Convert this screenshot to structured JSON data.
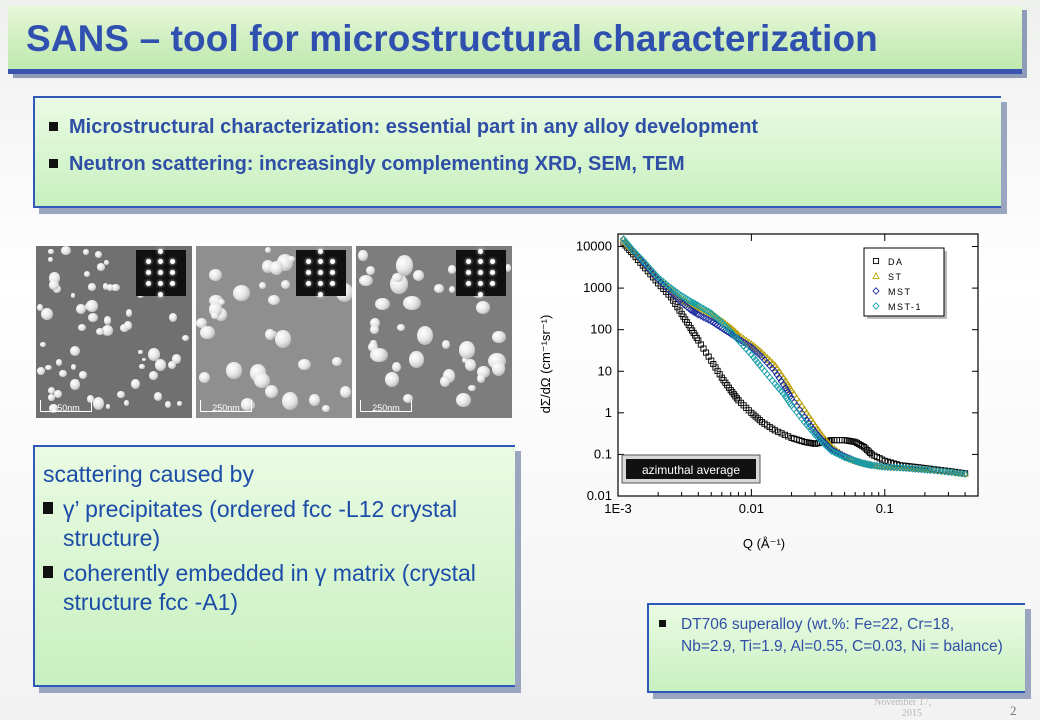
{
  "title": "SANS  – tool for microstructural characterization",
  "top_bullets": [
    "Microstructural characterization:  essential part in any alloy development",
    "Neutron scattering: increasingly complementing XRD, SEM, TEM"
  ],
  "micrographs": {
    "scale_labels": [
      "250nm",
      "250nm",
      "250nm"
    ]
  },
  "scattering": {
    "heading": "scattering caused by",
    "bullets": [
      "γ’ precipitates (ordered fcc -L12 crystal structure)",
      "coherently embedded in γ matrix (crystal structure fcc -A1)"
    ]
  },
  "alloy_note": "DT706 superalloy (wt.%: Fe=22, Cr=18, Nb=2.9, Ti=1.9, Al=0.55, C=0.03, Ni = balance)",
  "footer": {
    "date_line1": "November 17,",
    "date_line2": "2015",
    "page_number": "2"
  },
  "colors": {
    "title_blue": "#3050b0",
    "border_blue": "#2f58b8",
    "DA": "#000000",
    "ST": "#b8a000",
    "MST": "#1a2aa0",
    "MST-1": "#18a0a8"
  },
  "chart_data": {
    "type": "scatter",
    "xlabel": "Q (Å⁻¹)",
    "ylabel": "dΣ/dΩ  (cm⁻¹sr⁻¹)",
    "xscale": "log",
    "yscale": "log",
    "xlim": [
      0.001,
      0.5
    ],
    "ylim": [
      0.01,
      20000
    ],
    "x_ticks": [
      "1E-3",
      "0.01",
      "0.1"
    ],
    "y_ticks": [
      "0.01",
      "0.1",
      "1",
      "10",
      "100",
      "1000",
      "10000"
    ],
    "legend_position": "top-right",
    "annotation": "azimuthal average",
    "series": [
      {
        "name": "DA",
        "marker": "square",
        "x": [
          0.0011,
          0.0013,
          0.0016,
          0.002,
          0.0025,
          0.003,
          0.0035,
          0.004,
          0.005,
          0.006,
          0.007,
          0.008,
          0.01,
          0.012,
          0.015,
          0.02,
          0.025,
          0.03,
          0.035,
          0.04,
          0.05,
          0.06,
          0.07,
          0.08,
          0.1,
          0.13,
          0.17,
          0.22,
          0.3,
          0.4
        ],
        "y": [
          12000,
          6500,
          3000,
          1300,
          600,
          240,
          110,
          55,
          18,
          7,
          3.5,
          2,
          1,
          0.6,
          0.38,
          0.25,
          0.2,
          0.18,
          0.2,
          0.22,
          0.22,
          0.2,
          0.15,
          0.1,
          0.07,
          0.055,
          0.05,
          0.045,
          0.04,
          0.035
        ]
      },
      {
        "name": "ST",
        "marker": "triangle",
        "x": [
          0.0011,
          0.0013,
          0.0016,
          0.002,
          0.0025,
          0.003,
          0.0035,
          0.004,
          0.005,
          0.006,
          0.007,
          0.008,
          0.01,
          0.012,
          0.015,
          0.018,
          0.02,
          0.025,
          0.03,
          0.035,
          0.04,
          0.05,
          0.06,
          0.07,
          0.08,
          0.1,
          0.13,
          0.17,
          0.22,
          0.3,
          0.4
        ],
        "y": [
          15000,
          8000,
          3800,
          1700,
          900,
          550,
          400,
          330,
          240,
          160,
          110,
          75,
          45,
          28,
          14,
          6,
          3.5,
          1.2,
          0.5,
          0.25,
          0.15,
          0.09,
          0.07,
          0.06,
          0.055,
          0.05,
          0.048,
          0.045,
          0.042,
          0.038,
          0.034
        ]
      },
      {
        "name": "MST",
        "marker": "diamond",
        "x": [
          0.0011,
          0.0013,
          0.0016,
          0.002,
          0.0025,
          0.003,
          0.0035,
          0.004,
          0.005,
          0.006,
          0.007,
          0.008,
          0.01,
          0.012,
          0.015,
          0.018,
          0.02,
          0.025,
          0.03,
          0.035,
          0.04,
          0.05,
          0.06,
          0.07,
          0.08,
          0.1,
          0.13,
          0.17,
          0.22,
          0.3,
          0.4
        ],
        "y": [
          15000,
          7800,
          3600,
          1600,
          800,
          450,
          300,
          230,
          160,
          110,
          80,
          60,
          38,
          22,
          10,
          4,
          2.2,
          0.8,
          0.35,
          0.2,
          0.13,
          0.09,
          0.07,
          0.06,
          0.055,
          0.05,
          0.048,
          0.045,
          0.042,
          0.038,
          0.034
        ]
      },
      {
        "name": "MST-1",
        "marker": "diamond",
        "x": [
          0.0011,
          0.0013,
          0.0016,
          0.002,
          0.0025,
          0.003,
          0.0035,
          0.004,
          0.005,
          0.006,
          0.007,
          0.008,
          0.01,
          0.012,
          0.015,
          0.018,
          0.02,
          0.025,
          0.03,
          0.035,
          0.04,
          0.05,
          0.06,
          0.07,
          0.08,
          0.1,
          0.13,
          0.17,
          0.22,
          0.3,
          0.4
        ],
        "y": [
          15000,
          8000,
          4000,
          1800,
          1000,
          650,
          480,
          380,
          250,
          150,
          90,
          55,
          25,
          12,
          5,
          2.5,
          1.5,
          0.6,
          0.3,
          0.18,
          0.12,
          0.085,
          0.07,
          0.06,
          0.055,
          0.05,
          0.048,
          0.045,
          0.042,
          0.038,
          0.034
        ]
      }
    ]
  }
}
§ §
• GIVEN REQUEST
Among the entries above, how many lines include the word "characterization"? Give the number with no comment.

• EXPECTED ANSWER
2